WRITTEN EXERCISE: Keep the wording of each record exactly the same when you repeat it, and leave out pictures.

DATA PROVIDED:

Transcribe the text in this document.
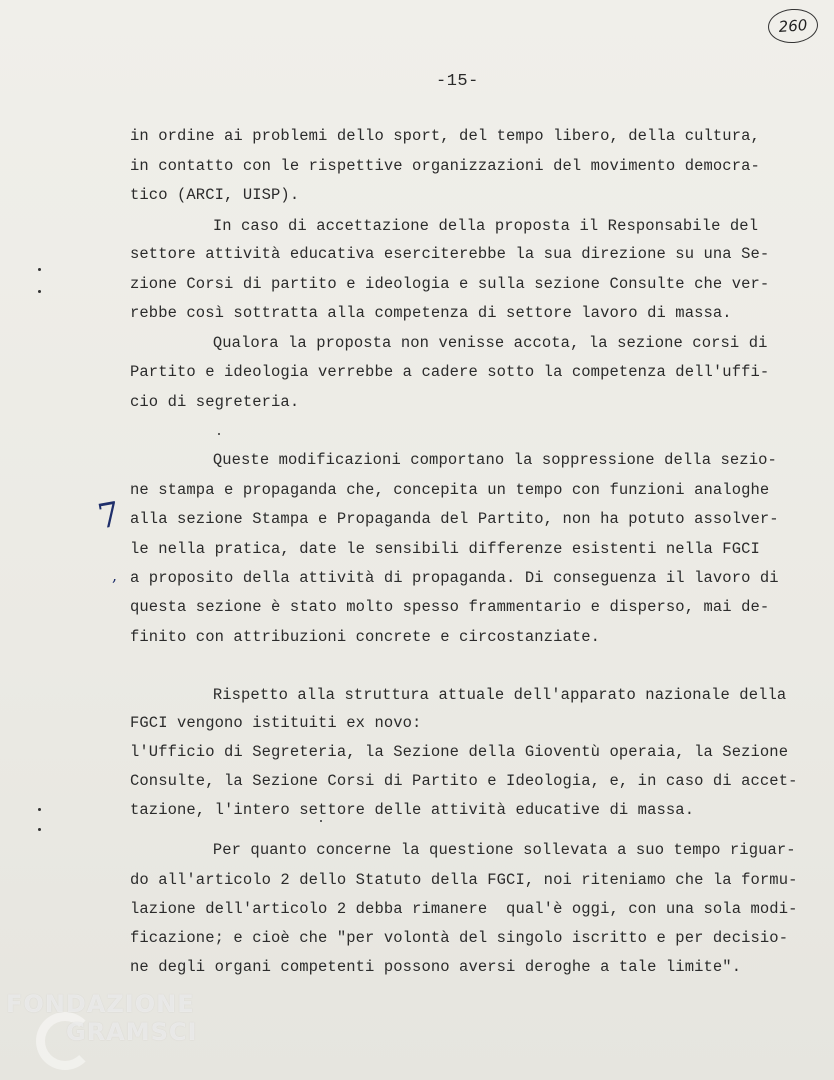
260
-15-
in ordine ai problemi dello sport, del tempo libero, della cultura,
in contatto con le rispettive organizzazioni del movimento democra-
tico (ARCI, UISP).
In caso di accettazione della proposta il Responsabile del
settore attività educativa eserciterebbe la sua direzione su una Se-
zione Corsi di partito e ideologia e sulla sezione Consulte che ver-
rebbe così sottratta alla competenza di settore lavoro di massa.
Qualora la proposta non venisse accota, la sezione corsi di
Partito e ideologia verrebbe a cadere sotto la competenza dell'uffi-
cio di segreteria.
Queste modificazioni comportano la soppressione della sezio-
ne stampa e propaganda che, concepita un tempo con funzioni analoghe
alla sezione Stampa e Propaganda del Partito, non ha potuto assolver-
le nella pratica, date le sensibili differenze esistenti nella FGCI
a proposito della attività di propaganda. Di conseguenza il lavoro di
questa sezione è stato molto spesso frammentario e disperso, mai de-
finito con attribuzioni concrete e circostanziate.
Rispetto alla struttura attuale dell'apparato nazionale della
FGCI vengono istituiti ex novo:
l'Ufficio di Segreteria, la Sezione della Gioventù operaia, la Sezione
Consulte, la Sezione Corsi di Partito e Ideologia, e, in caso di accet-
tazione, l'intero settore delle attività educative di massa.
Per quanto concerne la questione sollevata a suo tempo riguar-
do all'articolo 2 dello Statuto della FGCI, noi riteniamo che la formu-
lazione dell'articolo 2 debba rimanere  qual'è oggi, con una sola modi-
ficazione; e cioè che "per volontà del singolo iscritto e per decisio-
ne degli organi competenti possono aversi deroghe a tale limite".
7
,
FONDAZIONE
GRAMSCI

TASK RESPONSE:
Transcribe the text in this document.
260
-15-
in ordine ai problemi dello sport, del tempo libero, della cultura,
in contatto con le rispettive organizzazioni del movimento democra-
tico (ARCI, UISP).
In caso di accettazione della proposta il Responsabile del
settore attività educativa eserciterebbe la sua direzione su una Se-
zione Corsi di partito e ideologia e sulla sezione Consulte che ver-
rebbe così sottratta alla competenza di settore lavoro di massa.
Qualora la proposta non venisse accota, la sezione corsi di
Partito e ideologia verrebbe a cadere sotto la competenza dell'uffi-
cio di segreteria.
Queste modificazioni comportano la soppressione della sezio-
ne stampa e propaganda che, concepita un tempo con funzioni analoghe
alla sezione Stampa e Propaganda del Partito, non ha potuto assolver-
le nella pratica, date le sensibili differenze esistenti nella FGCI
a proposito della attività di propaganda. Di conseguenza il lavoro di
questa sezione è stato molto spesso frammentario e disperso, mai de-
finito con attribuzioni concrete e circostanziate.
Rispetto alla struttura attuale dell'apparato nazionale della
FGCI vengono istituiti ex novo:
l'Ufficio di Segreteria, la Sezione della Gioventù operaia, la Sezione
Consulte, la Sezione Corsi di Partito e Ideologia, e, in caso di accet-
tazione, l'intero settore delle attività educative di massa.
Per quanto concerne la questione sollevata a suo tempo riguar-
do all'articolo 2 dello Statuto della FGCI, noi riteniamo che la formu-
lazione dell'articolo 2 debba rimanere  qual'è oggi, con una sola modi-
ficazione; e cioè che "per volontà del singolo iscritto e per decisio-
ne degli organi competenti possono aversi deroghe a tale limite".
7
,
FONDAZIONE
GRAMSCI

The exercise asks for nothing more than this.